Aim of the exercise. Print the entries below word for word; the pictures stay out of your copy.
:: Input material
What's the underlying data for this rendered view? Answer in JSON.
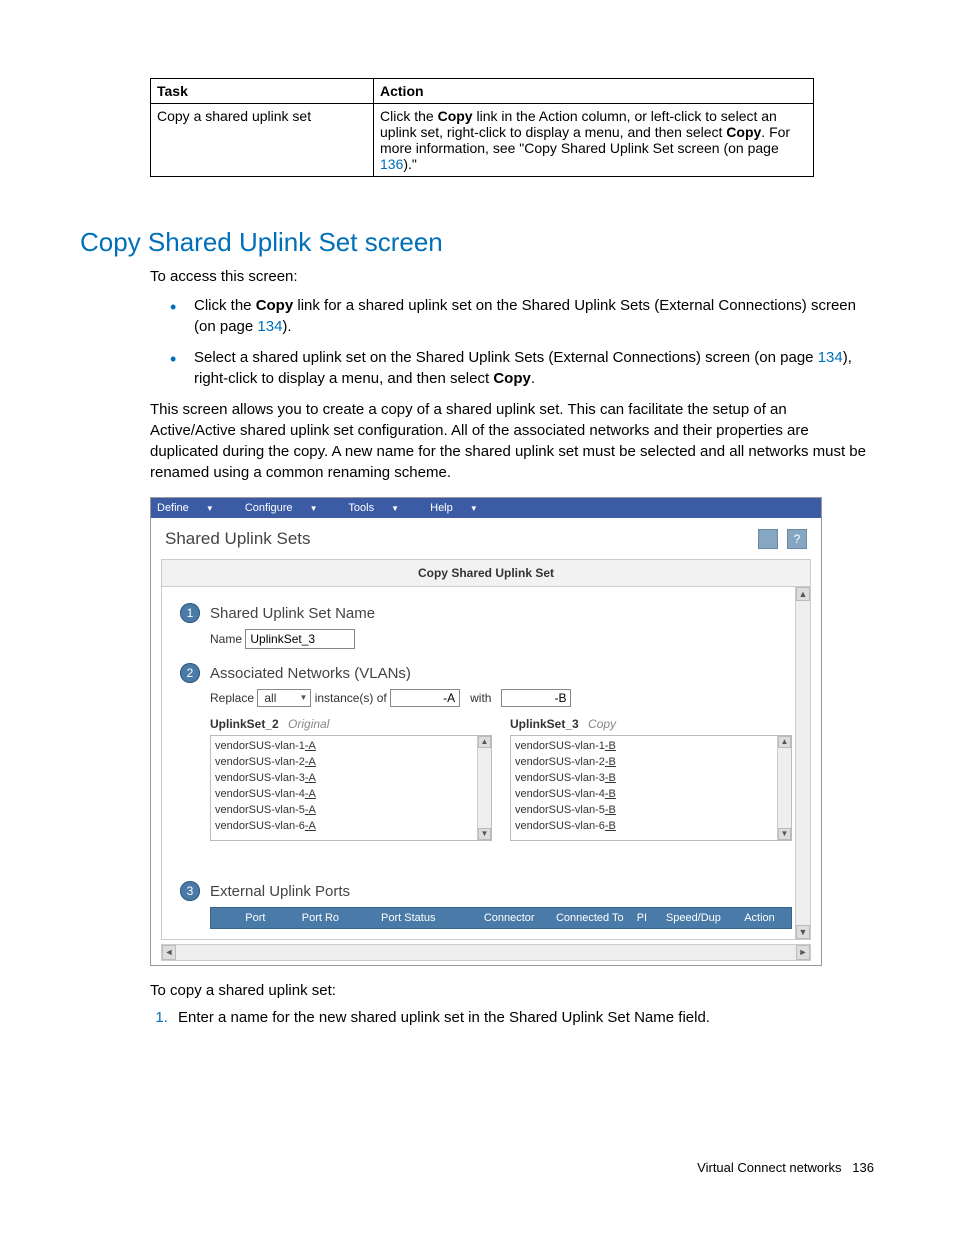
{
  "table": {
    "headers": {
      "task": "Task",
      "action": "Action"
    },
    "row": {
      "task": "Copy a shared uplink set",
      "action_pre": "Click the ",
      "action_b1": "Copy",
      "action_mid": " link in the Action column, or left-click to select an uplink set, right-click to display a menu, and then select ",
      "action_b2": "Copy",
      "action_post1": ". For more information, see \"Copy Shared Uplink Set screen (on page ",
      "action_link": "136",
      "action_post2": ").\""
    }
  },
  "heading": "Copy Shared Uplink Set screen",
  "intro": "To access this screen:",
  "bullets": {
    "b1_pre": "Click the ",
    "b1_bold": "Copy",
    "b1_mid": " link for a shared uplink set on the Shared Uplink Sets (External Connections) screen (on page ",
    "b1_link": "134",
    "b1_post": ").",
    "b2_pre": "Select a shared uplink set on the Shared Uplink Sets (External Connections) screen (on page ",
    "b2_link": "134",
    "b2_mid": "), right-click to display a menu, and then select ",
    "b2_bold": "Copy",
    "b2_post": "."
  },
  "para": "This screen allows you to create a copy of a shared uplink set. This can facilitate the setup of an Active/Active shared uplink set configuration. All of the associated networks and their properties are duplicated during the copy. A new name for the shared uplink set must be selected and all networks must be renamed using a common renaming scheme.",
  "shot": {
    "menus": {
      "define": "Define",
      "configure": "Configure",
      "tools": "Tools",
      "help": "Help"
    },
    "title": "Shared Uplink Sets",
    "helpicon": "?",
    "panel_head": "Copy Shared Uplink Set",
    "step1": {
      "num": "1",
      "label": "Shared Uplink Set Name",
      "name_label": "Name",
      "name_value": "UplinkSet_3"
    },
    "step2": {
      "num": "2",
      "label": "Associated Networks (VLANs)",
      "replace": "Replace",
      "all": "all",
      "instances": "instance(s) of",
      "suffix_a": "-A",
      "with": "with",
      "suffix_b": "-B",
      "orig_head": "UplinkSet_2",
      "orig_tag": "Original",
      "copy_head": "UplinkSet_3",
      "copy_tag": "Copy",
      "orig_items_prefix": "vendorSUS-vlan-",
      "copy_items_prefix": "vendorSUS-vlan-",
      "orig_suffix": "-A",
      "copy_suffix": "-B",
      "count": [
        "1",
        "2",
        "3",
        "4",
        "5",
        "6"
      ]
    },
    "step3": {
      "num": "3",
      "label": "External Uplink Ports",
      "cols": {
        "port": "Port",
        "role": "Port Ro",
        "status": "Port Status",
        "connector": "Connector",
        "connto": "Connected To",
        "pi": "PI",
        "speed": "Speed/Dup",
        "action": "Action"
      }
    }
  },
  "after_shot": "To copy a shared uplink set:",
  "ol_item": "Enter a name for the new shared uplink set in the Shared Uplink Set Name field.",
  "footer": {
    "text": "Virtual Connect networks",
    "page": "136"
  }
}
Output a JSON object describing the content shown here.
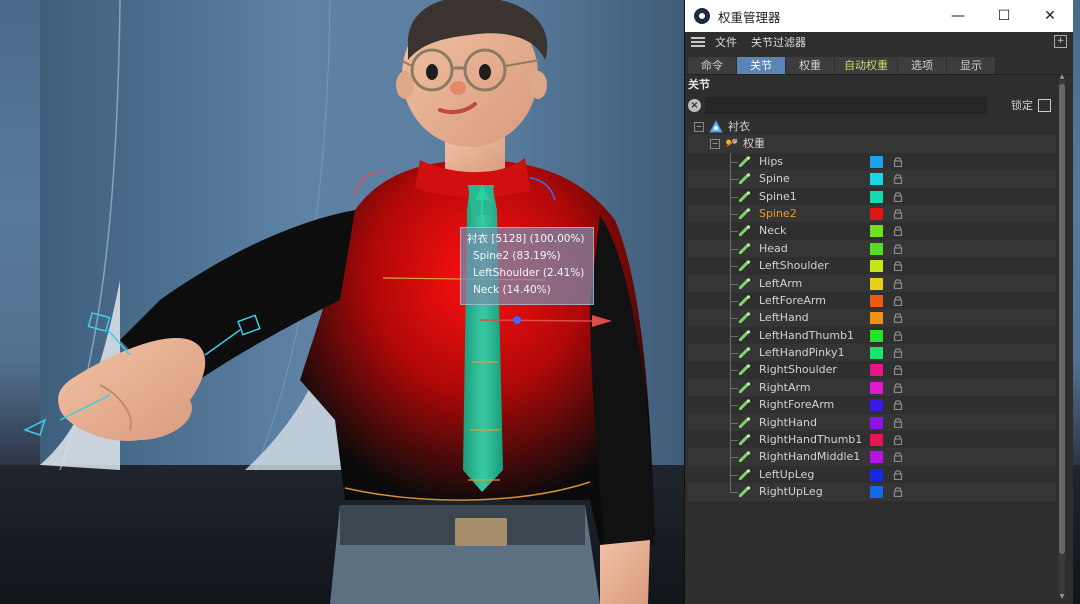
::::
The result.
What's the underlying data for this rendered view? Answer in JSON.
{
  "table": {
    "headers": {
      "task": "Task",
      "action": "Action"
    },
    "row": {
      "task": "Copy a shared uplink set",
      "action_pre": "Click the ",
      "action_b1": "Copy",
      "action_mid": " link in the Action column, or left-click to select an uplink set, right-click to display a menu, and then select ",
      "action_b2": "Copy",
      "action_post1": ". For more information, see \"Copy Shared Uplink Set screen (on page ",
      "action_link": "136",
      "action_post2": ").\""
    }
  },
  "heading": "Copy Shared Uplink Set screen",
  "intro": "To access this screen:",
  "bullets": {
    "b1_pre": "Click the ",
    "b1_bold": "Copy",
    "b1_mid": " link for a shared uplink set on the Shared Uplink Sets (External Connections) screen (on page ",
    "b1_link": "134",
    "b1_post": ").",
    "b2_pre": "Select a shared uplink set on the Shared Uplink Sets (External Connections) screen (on page ",
    "b2_link": "134",
    "b2_mid": "), right-click to display a menu, and then select ",
    "b2_bold": "Copy",
    "b2_post": "."
  },
  "para": "This screen allows you to create a copy of a shared uplink set. This can facilitate the setup of an Active/Active shared uplink set configuration. All of the associated networks and their properties are duplicated during the copy. A new name for the shared uplink set must be selected and all networks must be renamed using a common renaming scheme.",
  "shot": {
    "menus": {
      "define": "Define",
      "configure": "Configure",
      "tools": "Tools",
      "help": "Help"
    },
    "title": "Shared Uplink Sets",
    "helpicon": "?",
    "panel_head": "Copy Shared Uplink Set",
    "step1": {
      "num": "1",
      "label": "Shared Uplink Set Name",
      "name_label": "Name",
      "name_value": "UplinkSet_3"
    },
    "step2": {
      "num": "2",
      "label": "Associated Networks (VLANs)",
      "replace": "Replace",
      "all": "all",
      "instances": "instance(s) of",
      "suffix_a": "-A",
      "with": "with",
      "suffix_b": "-B",
      "orig_head": "UplinkSet_2",
      "orig_tag": "Original",
      "copy_head": "UplinkSet_3",
      "copy_tag": "Copy",
      "orig_items_prefix": "vendorSUS-vlan-",
      "copy_items_prefix": "vendorSUS-vlan-",
      "orig_suffix": "-A",
      "copy_suffix": "-B",
      "count": [
        "1",
        "2",
        "3",
        "4",
        "5",
        "6"
      ]
    },
    "step3": {
      "num": "3",
      "label": "External Uplink Ports",
      "cols": {
        "port": "Port",
        "role": "Port Ro",
        "status": "Port Status",
        "connector": "Connector",
        "connto": "Connected To",
        "pi": "PI",
        "speed": "Speed/Dup",
        "action": "Action"
      }
    }
  },
  "after_shot": "To copy a shared uplink set:",
  "ol_item": "Enter a name for the new shared uplink set in the Shared Uplink Set Name field.",
  "footer": {
    "text": "Virtual Connect networks",
    "page": "136"
  }
}
Output a JSON object describing the content shown here.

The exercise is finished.